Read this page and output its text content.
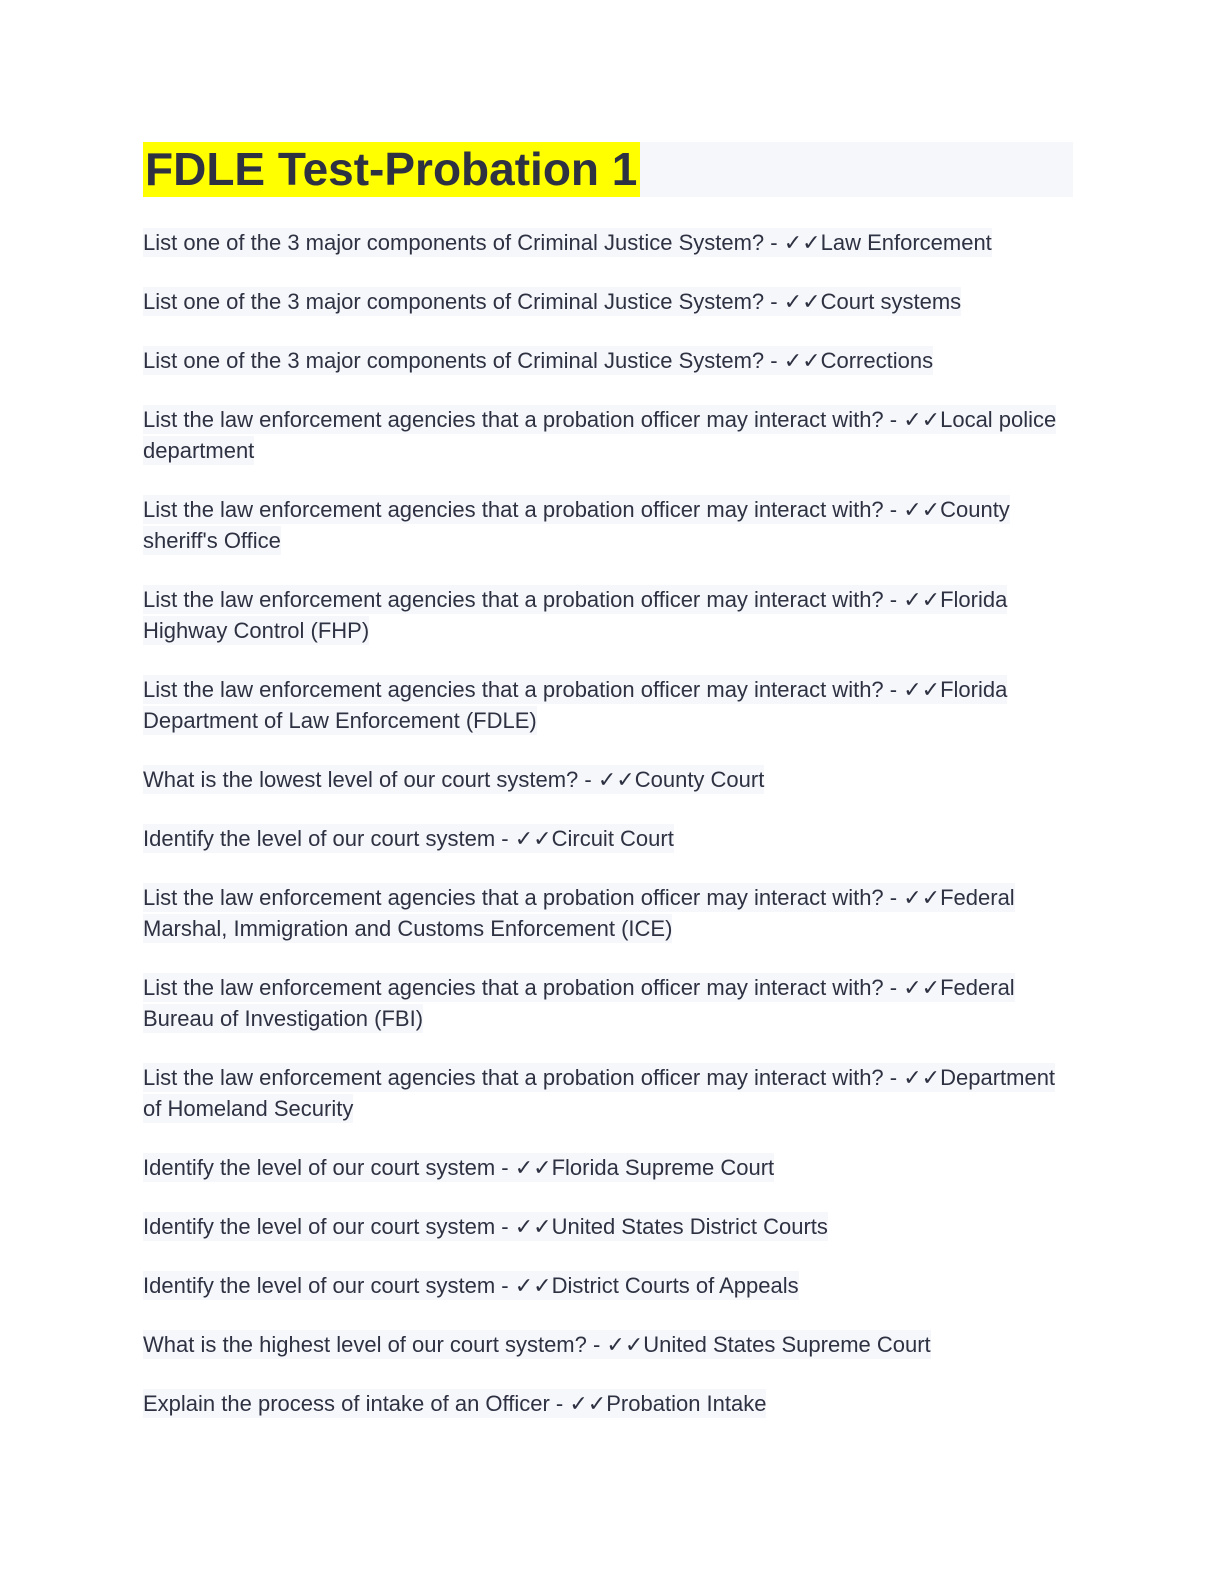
FDLE Test-Probation 1

List one of the 3 major components of Criminal Justice System? - ✓✓Law Enforcement

List one of the 3 major components of Criminal Justice System? - ✓✓Court systems

List one of the 3 major components of Criminal Justice System? - ✓✓Corrections

List the law enforcement agencies that a probation officer may interact with? - ✓✓Local police department

List the law enforcement agencies that a probation officer may interact with? - ✓✓County sheriff's Office

List the law enforcement agencies that a probation officer may interact with? - ✓✓Florida Highway Control (FHP)

List the law enforcement agencies that a probation officer may interact with? - ✓✓Florida Department of Law Enforcement (FDLE)

What is the lowest level of our court system? - ✓✓County Court

Identify the level of our court system - ✓✓Circuit Court

List the law enforcement agencies that a probation officer may interact with? - ✓✓Federal Marshal, Immigration and Customs Enforcement (ICE)

List the law enforcement agencies that a probation officer may interact with? - ✓✓Federal Bureau of Investigation (FBI)

List the law enforcement agencies that a probation officer may interact with? - ✓✓Department of Homeland Security

Identify the level of our court system - ✓✓Florida Supreme Court

Identify the level of our court system - ✓✓United States District Courts

Identify the level of our court system - ✓✓District Courts of Appeals

What is the highest level of our court system? - ✓✓United States Supreme Court

Explain the process of intake of an Officer - ✓✓Probation Intake
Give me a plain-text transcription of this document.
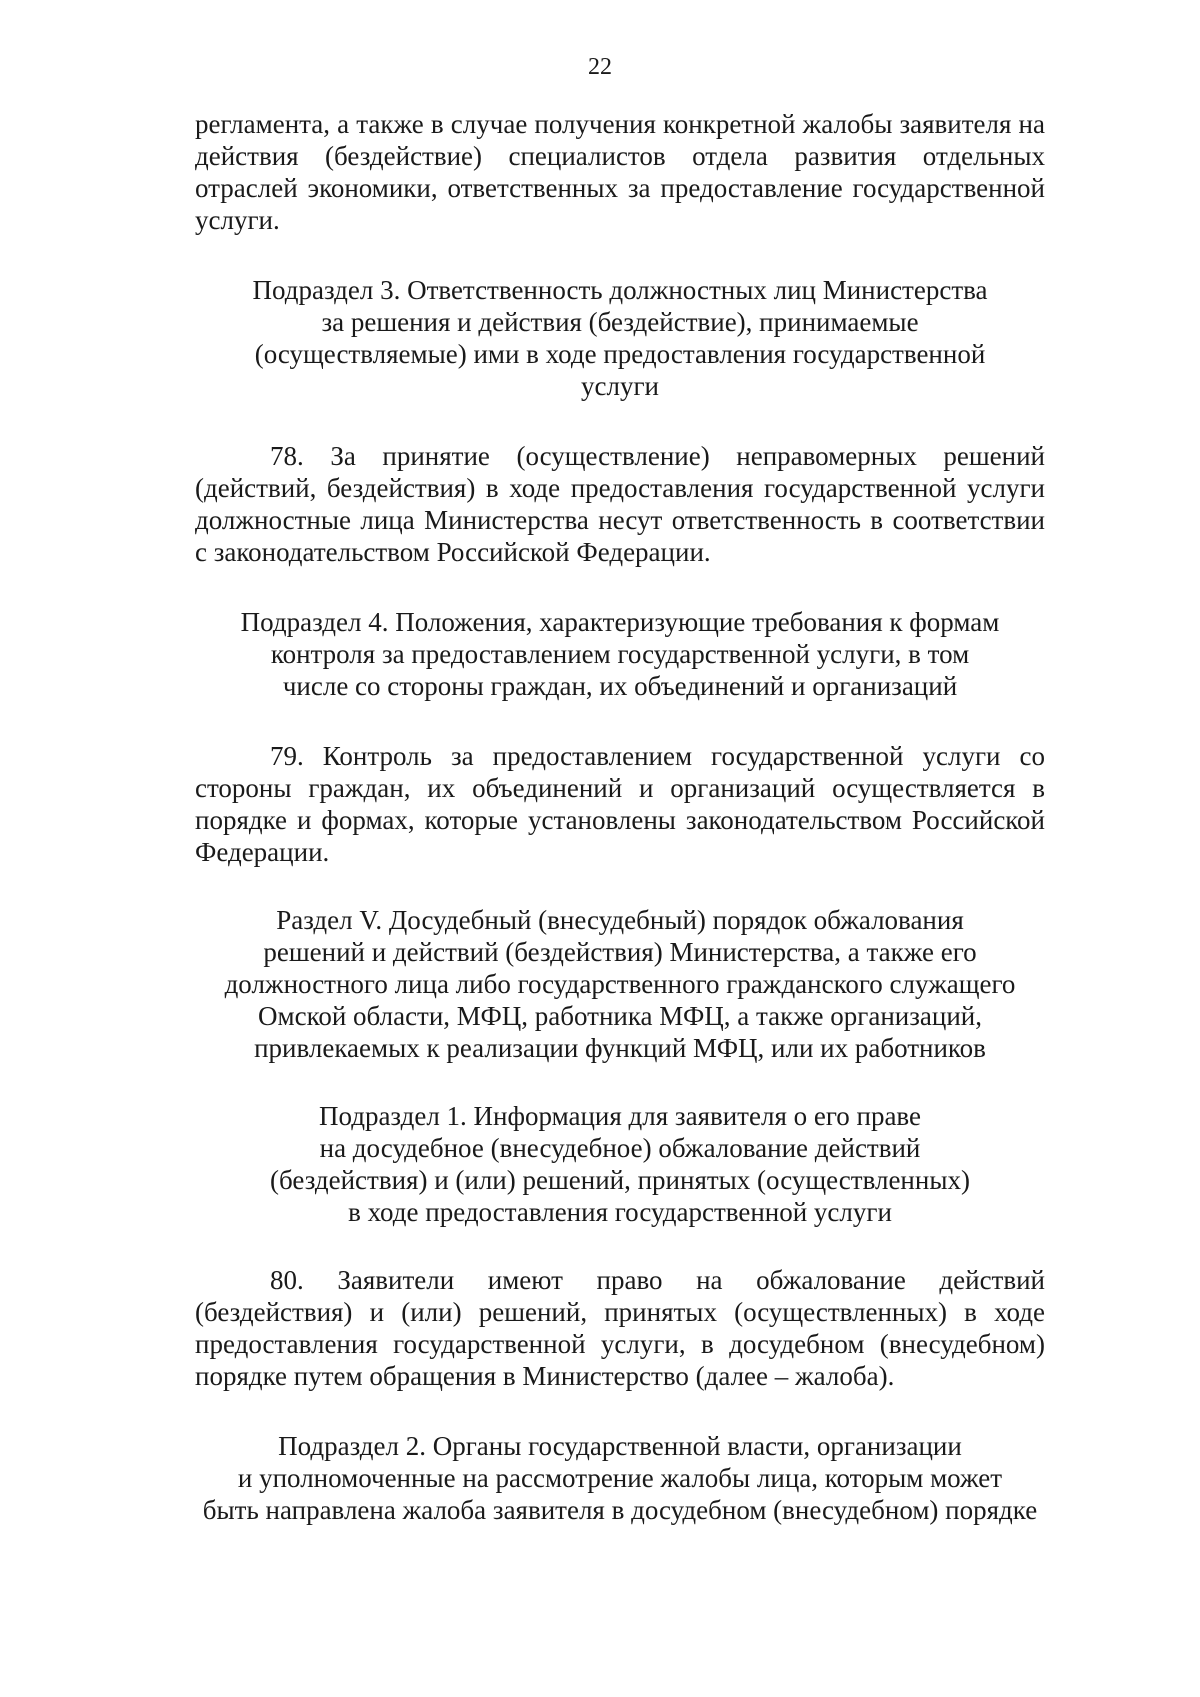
22

регламента, а также в случае получения конкретной жалобы заявителя на действия (бездействие) специалистов отдела развития отдельных отраслей экономики, ответственных за предоставление государственной услуги.

Подраздел 3. Ответственность должностных лиц Министерства
за решения и действия (бездействие), принимаемые
(осуществляемые) ими в ходе предоставления государственной
услуги

78. За принятие (осуществление) неправомерных решений (действий, бездействия) в ходе предоставления государственной услуги должностные лица Министерства несут ответственность в соответствии с законодательством Российской Федерации.

Подраздел 4. Положения, характеризующие требования к формам
контроля за предоставлением государственной услуги, в том
числе со стороны граждан, их объединений и организаций

79. Контроль за предоставлением государственной услуги со стороны граждан, их объединений и организаций осуществляется в порядке и формах, которые установлены законодательством Российской Федерации.

Раздел V. Досудебный (внесудебный) порядок обжалования
решений и действий (бездействия) Министерства, а также его
должностного лица либо государственного гражданского служащего
Омской области, МФЦ, работника МФЦ, а также организаций,
привлекаемых к реализации функций МФЦ, или их работников
Подраздел 1. Информация для заявителя о его праве
на досудебное (внесудебное) обжалование действий
(бездействия) и (или) решений, принятых (осуществленных)
в ходе предоставления государственной услуги

80. Заявители имеют право на обжалование действий (бездействия) и (или) решений, принятых (осуществленных) в ходе предоставления государственной услуги, в досудебном (внесудебном) порядке путем обращения в Министерство (далее – жалоба).

Подраздел 2. Органы государственной власти, организации
и уполномоченные на рассмотрение жалобы лица, которым может
быть направлена жалоба заявителя в досудебном (внесудебном) порядке
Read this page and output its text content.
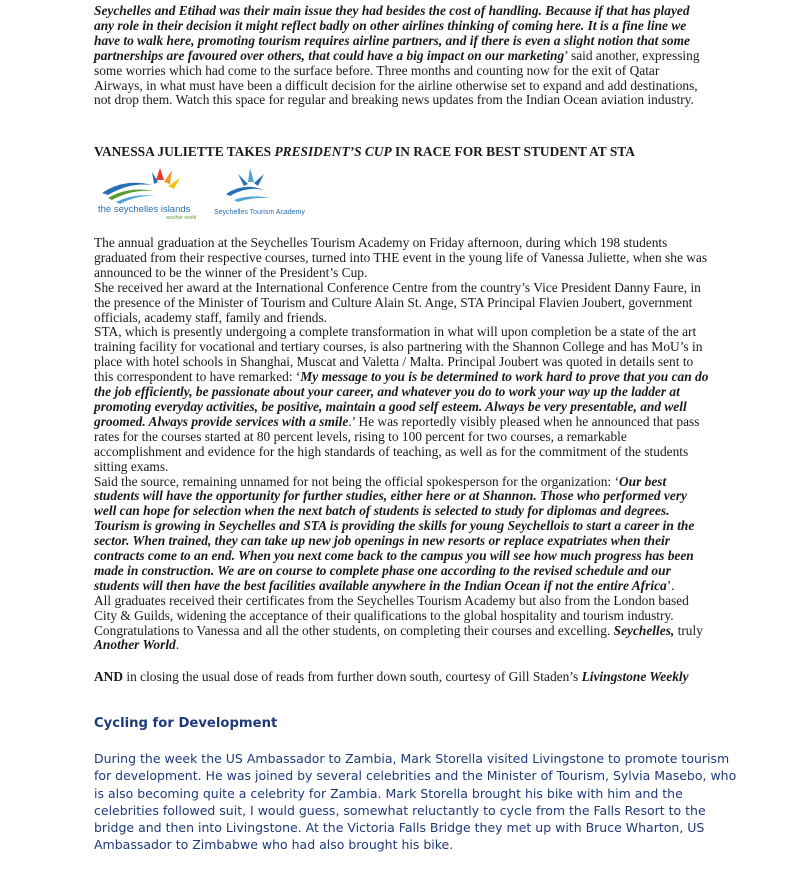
Seychelles and Etihad was their main issue they had besides the cost of handling. Because if that has played any role in their decision it might reflect badly on other airlines thinking of coming here. It is a fine line we have to walk here, promoting tourism requires airline partners, and if there is even a slight notion that some partnerships are favoured over others, that could have a big impact on our marketing’ said another, expressing some worries which had come to the surface before. Three months and counting now for the exit of Qatar Airways, in what must have been a difficult decision for the airline otherwise set to expand and add destinations, not drop them. Watch this space for regular and breaking news updates from the Indian Ocean aviation industry.

VANESSA JULIETTE TAKES PRESIDENT’S CUP IN RACE FOR BEST STUDENT AT STA
the seychelles islands
another world
Seychelles Tourism Academy

The annual graduation at the Seychelles Tourism Academy on Friday afternoon, during which 198 students graduated from their respective courses, turned into THE event in the young life of Vanessa Juliette, when she was announced to be the winner of the President’s Cup.

She received her award at the International Conference Centre from the country’s Vice President Danny Faure, in the presence of the Minister of Tourism and Culture Alain St. Ange, STA Principal Flavien Joubert, government officials, academy staff, family and friends.

STA, which is presently undergoing a complete transformation in what will upon completion be a state of the art training facility for vocational and tertiary courses, is also partnering with the Shannon College and has MoU’s in place with hotel schools in Shanghai, Muscat and Valetta / Malta. Principal Joubert was quoted in details sent to this correspondent to have remarked: ‘My message to you is be determined to work hard to prove that you can do the job efficiently, be passionate about your career, and whatever you do to work your way up the ladder at promoting everyday activities, be positive, maintain a good self esteem. Always be very presentable, and well groomed. Always provide services with a smile.’ He was reportedly visibly pleased when he announced that pass rates for the courses started at 80 percent levels, rising to 100 percent for two courses, a remarkable accomplishment and evidence for the high standards of teaching, as well as for the commitment of the students sitting exams.

Said the source, remaining unnamed for not being the official spokesperson for the organization: ‘Our best students will have the opportunity for further studies, either here or at Shannon. Those who performed very well can hope for selection when the next batch of students is selected to study for diplomas and degrees. Tourism is growing in Seychelles and STA is providing the skills for young Seychellois to start a career in the sector. When trained, they can take up new job openings in new resorts or replace expatriates when their contracts come to an end. When you next come back to the campus you will see how much progress has been made in construction. We are on course to complete phase one according to the revised schedule and our students will then have the best facilities available anywhere in the Indian Ocean if not the entire Africa’.

All graduates received their certificates from the Seychelles Tourism Academy but also from the London based City & Guilds, widening the acceptance of their qualifications to the global hospitality and tourism industry.

Congratulations to Vanessa and all the other students, on completing their courses and excelling. Seychelles, truly Another World.

AND in closing the usual dose of reads from further down south, courtesy of Gill Staden’s Livingstone Weekly

Cycling for Development
During the week the US Ambassador to Zambia, Mark Storella visited Livingstone to promote tourism for development. He was joined by several celebrities and the Minister of Tourism, Sylvia Masebo, who is also becoming quite a celebrity for Zambia. Mark Storella brought his bike with him and the celebrities followed suit, I would guess, somewhat reluctantly to cycle from the Falls Resort to the bridge and then into Livingstone. At the Victoria Falls Bridge they met up with Bruce Wharton, US Ambassador to Zimbabwe who had also brought his bike.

━━━━

Your instructions:
Go through the listing above and quote it exactly, apart from its images.

The solution:
Read this page and output its text content.
FDLE Test-Probation 1

List one of the 3 major components of Criminal Justice System? - ✓✓Law Enforcement

List one of the 3 major components of Criminal Justice System? - ✓✓Court systems

List one of the 3 major components of Criminal Justice System? - ✓✓Corrections

List the law enforcement agencies that a probation officer may interact with? - ✓✓Local police department

List the law enforcement agencies that a probation officer may interact with? - ✓✓County sheriff's Office

List the law enforcement agencies that a probation officer may interact with? - ✓✓Florida Highway Control (FHP)

List the law enforcement agencies that a probation officer may interact with? - ✓✓Florida Department of Law Enforcement (FDLE)

What is the lowest level of our court system? - ✓✓County Court

Identify the level of our court system - ✓✓Circuit Court

List the law enforcement agencies that a probation officer may interact with? - ✓✓Federal Marshal, Immigration and Customs Enforcement (ICE)

List the law enforcement agencies that a probation officer may interact with? - ✓✓Federal Bureau of Investigation (FBI)

List the law enforcement agencies that a probation officer may interact with? - ✓✓Department of Homeland Security

Identify the level of our court system - ✓✓Florida Supreme Court

Identify the level of our court system - ✓✓United States District Courts

Identify the level of our court system - ✓✓District Courts of Appeals

What is the highest level of our court system? - ✓✓United States Supreme Court

Explain the process of intake of an Officer - ✓✓Probation Intake
Give me a plain-text transcription of this document.
22

регламента, а также в случае получения конкретной жалобы заявителя на действия (бездействие) специалистов отдела развития отдельных отраслей экономики, ответственных за предоставление государственной услуги.

Подраздел 3. Ответственность должностных лиц Министерства
за решения и действия (бездействие), принимаемые
(осуществляемые) ими в ходе предоставления государственной
услуги

78. За принятие (осуществление) неправомерных решений (действий, бездействия) в ходе предоставления государственной услуги должностные лица Министерства несут ответственность в соответствии с законодательством Российской Федерации.

Подраздел 4. Положения, характеризующие требования к формам
контроля за предоставлением государственной услуги, в том
числе со стороны граждан, их объединений и организаций

79. Контроль за предоставлением государственной услуги со стороны граждан, их объединений и организаций осуществляется в порядке и формах, которые установлены законодательством Российской Федерации.

Раздел V. Досудебный (внесудебный) порядок обжалования
решений и действий (бездействия) Министерства, а также его
должностного лица либо государственного гражданского служащего
Омской области, МФЦ, работника МФЦ, а также организаций,
привлекаемых к реализации функций МФЦ, или их работников
Подраздел 1. Информация для заявителя о его праве
на досудебное (внесудебное) обжалование действий
(бездействия) и (или) решений, принятых (осуществленных)
в ходе предоставления государственной услуги

80. Заявители имеют право на обжалование действий (бездействия) и (или) решений, принятых (осуществленных) в ходе предоставления государственной услуги, в досудебном (внесудебном) порядке путем обращения в Министерство (далее – жалоба).

Подраздел 2. Органы государственной власти, организации
и уполномоченные на рассмотрение жалобы лица, которым может
быть направлена жалоба заявителя в досудебном (внесудебном) порядке
Read this page and output its text content.
Seychelles and Etihad was their main issue they had besides the cost of handling. Because if that has played any role in their decision it might reflect badly on other airlines thinking of coming here. It is a fine line we have to walk here, promoting tourism requires airline partners, and if there is even a slight notion that some partnerships are favoured over others, that could have a big impact on our marketing’ said another, expressing some worries which had come to the surface before. Three months and counting now for the exit of Qatar Airways, in what must have been a difficult decision for the airline otherwise set to expand and add destinations, not drop them. Watch this space for regular and breaking news updates from the Indian Ocean aviation industry.

VANESSA JULIETTE TAKES PRESIDENT’S CUP IN RACE FOR BEST STUDENT AT STA
the seychelles islands
another world
Seychelles Tourism Academy

The annual graduation at the Seychelles Tourism Academy on Friday afternoon, during which 198 students graduated from their respective courses, turned into THE event in the young life of Vanessa Juliette, when she was announced to be the winner of the President’s Cup.

She received her award at the International Conference Centre from the country’s Vice President Danny Faure, in the presence of the Minister of Tourism and Culture Alain St. Ange, STA Principal Flavien Joubert, government officials, academy staff, family and friends.

STA, which is presently undergoing a complete transformation in what will upon completion be a state of the art training facility for vocational and tertiary courses, is also partnering with the Shannon College and has MoU’s in place with hotel schools in Shanghai, Muscat and Valetta / Malta. Principal Joubert was quoted in details sent to this correspondent to have remarked: ‘My message to you is be determined to work hard to prove that you can do the job efficiently, be passionate about your career, and whatever you do to work your way up the ladder at promoting everyday activities, be positive, maintain a good self esteem. Always be very presentable, and well groomed. Always provide services with a smile.’ He was reportedly visibly pleased when he announced that pass rates for the courses started at 80 percent levels, rising to 100 percent for two courses, a remarkable accomplishment and evidence for the high standards of teaching, as well as for the commitment of the students sitting exams.

Said the source, remaining unnamed for not being the official spokesperson for the organization: ‘Our best students will have the opportunity for further studies, either here or at Shannon. Those who performed very well can hope for selection when the next batch of students is selected to study for diplomas and degrees. Tourism is growing in Seychelles and STA is providing the skills for young Seychellois to start a career in the sector. When trained, they can take up new job openings in new resorts or replace expatriates when their contracts come to an end. When you next come back to the campus you will see how much progress has been made in construction. We are on course to complete phase one according to the revised schedule and our students will then have the best facilities available anywhere in the Indian Ocean if not the entire Africa’.

All graduates received their certificates from the Seychelles Tourism Academy but also from the London based City & Guilds, widening the acceptance of their qualifications to the global hospitality and tourism industry.

Congratulations to Vanessa and all the other students, on completing their courses and excelling. Seychelles, truly Another World.

AND in closing the usual dose of reads from further down south, courtesy of Gill Staden’s Livingstone Weekly

Cycling for Development
During the week the US Ambassador to Zambia, Mark Storella visited Livingstone to promote tourism for development. He was joined by several celebrities and the Minister of Tourism, Sylvia Masebo, who is also becoming quite a celebrity for Zambia. Mark Storella brought his bike with him and the celebrities followed suit, I would guess, somewhat reluctantly to cycle from the Falls Resort to the bridge and then into Livingstone. At the Victoria Falls Bridge they met up with Bruce Wharton, US Ambassador to Zimbabwe who had also brought his bike.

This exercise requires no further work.